東京オリンピックについての本文から、「終わってみたら、不祥事がドンドン明るみに出てくる。」から「この先も全て、このお金は税金によって賄われることになる。」までの部分を一字一句違えずに書き写してください。
-------- 本文 --------
東京オリンピック・パラリンピック組織委員会大会運営局元次長の逮捕を受け、8日午前、東京都の小池百合子知事は報道陣の取材に「(組織委)幹部の逮捕ということで、報道を承知しております。遺憾に思います。捜査に全面的に協力することを願っています」と述べた。
新型コロナウイルスが蔓延する中、当時の菅 義偉総理大臣や小池東京都知事ら、開催を指示する人々によって東京オリンピックが強硬開催された。
終わってみたら、不祥事がドンドン明るみに出てくる。
今回の東京2020大会は、“コンパクトオリンピック”と銘打ち、開催地に立候補したときの予算は7340億円だった。しかし、終わってみれば昨年12月の会計検査院の報告では1兆6989億円となっている。
これは、あくまで東京2020大会開催にかかった費用で、これから先も競技場などの維持費は別にかかる。国立競技場は、2022年度だけで維持管理費などで約13億円の赤字、さらに、土地の賃借料も11億円ほどかかるという。
この先も全て、このお金は税金によって賄われることになる。
開催地のトップである小池知事が「遺憾に思います」で済ますようでは、この国の汚職は永遠になくならない。
本誌は水上バイクの専門誌であるが、現在、水上バイクの世界で、最も権威のある大会のひとつが、毎年タイのパタヤで行われている「JET SKI World Cup」である。
-------- データ一覧 --------
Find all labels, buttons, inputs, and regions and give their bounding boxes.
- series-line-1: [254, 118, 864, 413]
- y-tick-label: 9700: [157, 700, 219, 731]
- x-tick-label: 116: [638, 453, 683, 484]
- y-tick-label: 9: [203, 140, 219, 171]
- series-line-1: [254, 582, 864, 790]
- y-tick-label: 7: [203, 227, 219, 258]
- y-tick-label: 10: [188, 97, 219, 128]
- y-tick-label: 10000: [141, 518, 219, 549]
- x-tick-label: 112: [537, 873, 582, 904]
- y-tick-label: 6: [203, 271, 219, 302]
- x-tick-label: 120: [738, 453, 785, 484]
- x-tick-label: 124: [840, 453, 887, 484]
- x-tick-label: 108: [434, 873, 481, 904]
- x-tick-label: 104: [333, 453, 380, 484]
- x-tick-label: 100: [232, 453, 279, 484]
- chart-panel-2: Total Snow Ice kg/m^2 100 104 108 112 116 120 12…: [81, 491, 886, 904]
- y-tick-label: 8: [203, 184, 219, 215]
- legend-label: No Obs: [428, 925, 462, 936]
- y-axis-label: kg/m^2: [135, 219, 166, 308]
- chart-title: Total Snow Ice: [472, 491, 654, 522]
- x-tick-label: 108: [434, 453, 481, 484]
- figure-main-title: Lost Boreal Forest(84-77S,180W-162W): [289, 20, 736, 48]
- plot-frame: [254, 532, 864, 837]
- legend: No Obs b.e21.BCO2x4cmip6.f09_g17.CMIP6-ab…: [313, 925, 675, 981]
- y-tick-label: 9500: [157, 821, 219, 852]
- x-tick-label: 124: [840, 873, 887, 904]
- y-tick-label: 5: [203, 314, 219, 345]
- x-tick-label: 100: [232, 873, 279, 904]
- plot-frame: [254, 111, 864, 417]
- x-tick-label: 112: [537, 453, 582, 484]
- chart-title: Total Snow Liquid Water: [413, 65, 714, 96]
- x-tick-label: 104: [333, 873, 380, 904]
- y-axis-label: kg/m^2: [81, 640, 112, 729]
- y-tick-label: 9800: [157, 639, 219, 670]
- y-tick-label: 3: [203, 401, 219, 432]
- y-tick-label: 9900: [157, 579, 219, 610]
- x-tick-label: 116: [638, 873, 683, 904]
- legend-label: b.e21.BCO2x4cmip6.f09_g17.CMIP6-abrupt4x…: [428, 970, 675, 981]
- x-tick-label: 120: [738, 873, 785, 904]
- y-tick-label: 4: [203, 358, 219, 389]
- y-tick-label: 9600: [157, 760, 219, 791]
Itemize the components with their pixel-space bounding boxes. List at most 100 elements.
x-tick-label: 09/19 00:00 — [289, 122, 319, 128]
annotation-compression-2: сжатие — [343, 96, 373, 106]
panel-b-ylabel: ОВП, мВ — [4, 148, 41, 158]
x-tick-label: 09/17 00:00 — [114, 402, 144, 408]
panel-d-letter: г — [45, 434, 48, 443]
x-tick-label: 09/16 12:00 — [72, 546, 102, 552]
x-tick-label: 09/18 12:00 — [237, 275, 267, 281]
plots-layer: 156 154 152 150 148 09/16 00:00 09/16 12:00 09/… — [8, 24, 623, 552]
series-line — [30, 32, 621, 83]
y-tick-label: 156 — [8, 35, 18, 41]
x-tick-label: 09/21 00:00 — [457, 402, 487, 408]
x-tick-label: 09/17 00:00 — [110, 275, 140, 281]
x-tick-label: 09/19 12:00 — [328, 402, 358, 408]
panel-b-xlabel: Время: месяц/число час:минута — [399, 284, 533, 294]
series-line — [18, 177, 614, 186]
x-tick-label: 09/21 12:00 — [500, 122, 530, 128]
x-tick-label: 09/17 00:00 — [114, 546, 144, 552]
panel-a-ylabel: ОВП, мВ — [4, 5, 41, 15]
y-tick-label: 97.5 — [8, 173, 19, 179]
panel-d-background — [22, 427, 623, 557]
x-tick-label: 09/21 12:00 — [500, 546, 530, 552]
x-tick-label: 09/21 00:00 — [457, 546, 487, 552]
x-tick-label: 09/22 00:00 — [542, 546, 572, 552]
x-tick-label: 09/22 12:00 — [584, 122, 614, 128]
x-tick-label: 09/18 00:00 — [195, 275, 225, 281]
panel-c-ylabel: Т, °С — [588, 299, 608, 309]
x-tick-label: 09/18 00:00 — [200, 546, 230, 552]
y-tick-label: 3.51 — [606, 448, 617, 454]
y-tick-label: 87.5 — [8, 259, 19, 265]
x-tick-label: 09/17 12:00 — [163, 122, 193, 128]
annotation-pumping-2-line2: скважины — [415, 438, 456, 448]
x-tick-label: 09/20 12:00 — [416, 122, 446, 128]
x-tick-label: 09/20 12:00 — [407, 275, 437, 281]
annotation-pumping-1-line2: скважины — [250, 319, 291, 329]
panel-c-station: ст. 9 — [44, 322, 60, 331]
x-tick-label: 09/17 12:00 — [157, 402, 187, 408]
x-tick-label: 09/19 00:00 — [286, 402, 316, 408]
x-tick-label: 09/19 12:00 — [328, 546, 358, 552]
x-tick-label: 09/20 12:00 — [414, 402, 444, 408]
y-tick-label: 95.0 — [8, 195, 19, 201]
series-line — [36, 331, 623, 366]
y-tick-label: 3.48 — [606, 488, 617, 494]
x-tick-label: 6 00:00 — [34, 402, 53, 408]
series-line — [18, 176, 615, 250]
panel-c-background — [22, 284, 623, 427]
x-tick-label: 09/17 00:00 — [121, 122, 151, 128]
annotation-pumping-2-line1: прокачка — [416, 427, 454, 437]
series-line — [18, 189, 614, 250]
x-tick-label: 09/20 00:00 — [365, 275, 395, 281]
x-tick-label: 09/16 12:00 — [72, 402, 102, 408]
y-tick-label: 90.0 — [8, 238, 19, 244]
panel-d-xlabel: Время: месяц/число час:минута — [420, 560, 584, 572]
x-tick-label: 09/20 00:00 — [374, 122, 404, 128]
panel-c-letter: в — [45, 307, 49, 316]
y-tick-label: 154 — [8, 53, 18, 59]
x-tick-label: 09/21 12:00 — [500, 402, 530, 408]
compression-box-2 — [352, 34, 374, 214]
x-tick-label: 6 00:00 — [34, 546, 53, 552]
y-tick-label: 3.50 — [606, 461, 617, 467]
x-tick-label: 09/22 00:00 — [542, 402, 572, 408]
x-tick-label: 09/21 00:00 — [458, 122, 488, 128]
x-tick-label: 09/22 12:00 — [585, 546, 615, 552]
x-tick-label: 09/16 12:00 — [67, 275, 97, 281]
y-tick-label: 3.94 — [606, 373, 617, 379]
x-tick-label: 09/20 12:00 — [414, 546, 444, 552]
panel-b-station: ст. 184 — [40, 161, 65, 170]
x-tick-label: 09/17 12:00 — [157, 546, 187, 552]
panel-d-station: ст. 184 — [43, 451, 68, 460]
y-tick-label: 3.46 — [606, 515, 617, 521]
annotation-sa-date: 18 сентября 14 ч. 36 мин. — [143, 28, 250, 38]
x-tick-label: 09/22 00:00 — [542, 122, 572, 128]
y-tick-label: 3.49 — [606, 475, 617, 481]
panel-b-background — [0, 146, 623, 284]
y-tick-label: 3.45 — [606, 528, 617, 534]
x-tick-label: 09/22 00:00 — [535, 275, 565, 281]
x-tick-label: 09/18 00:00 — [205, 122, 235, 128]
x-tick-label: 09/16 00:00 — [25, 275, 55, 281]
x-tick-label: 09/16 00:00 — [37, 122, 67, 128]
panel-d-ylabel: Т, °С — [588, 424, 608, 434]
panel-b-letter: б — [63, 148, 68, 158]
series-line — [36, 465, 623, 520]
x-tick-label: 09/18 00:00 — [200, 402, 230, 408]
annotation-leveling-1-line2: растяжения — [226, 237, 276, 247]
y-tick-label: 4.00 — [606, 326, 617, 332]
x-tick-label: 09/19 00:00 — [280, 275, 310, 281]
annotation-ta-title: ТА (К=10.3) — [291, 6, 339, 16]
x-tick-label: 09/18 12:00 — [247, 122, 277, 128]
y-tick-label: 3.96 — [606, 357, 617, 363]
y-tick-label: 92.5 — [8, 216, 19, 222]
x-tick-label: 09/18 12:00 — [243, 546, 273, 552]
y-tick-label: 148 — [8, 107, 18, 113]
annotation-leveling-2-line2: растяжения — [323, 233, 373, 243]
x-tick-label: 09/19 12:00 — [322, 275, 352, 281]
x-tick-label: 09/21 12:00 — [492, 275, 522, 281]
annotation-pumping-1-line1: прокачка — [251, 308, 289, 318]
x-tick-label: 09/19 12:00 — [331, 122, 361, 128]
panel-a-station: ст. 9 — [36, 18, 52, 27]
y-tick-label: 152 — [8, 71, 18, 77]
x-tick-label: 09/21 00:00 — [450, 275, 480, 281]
--------
解答結果:
終わってみたら、不祥事がドンドン明るみに出てくる。
今回の東京2020大会は、“コンパクトオリンピック”と銘打ち、開催地に立候補したときの予算は7340億円だった。しかし、終わってみれば昨年12月の会計検査院の報告では1兆6989億円となっている。
これは、あくまで東京2020大会開催にかかった費用で、これから先も競技場などの維持費は別にかかる。国立競技場は、2022年度だけで維持管理費などで約13億円の赤字、さらに、土地の賃借料も11億円ほどかかるという。
この先も全て、このお金は税金によって賄われることになる。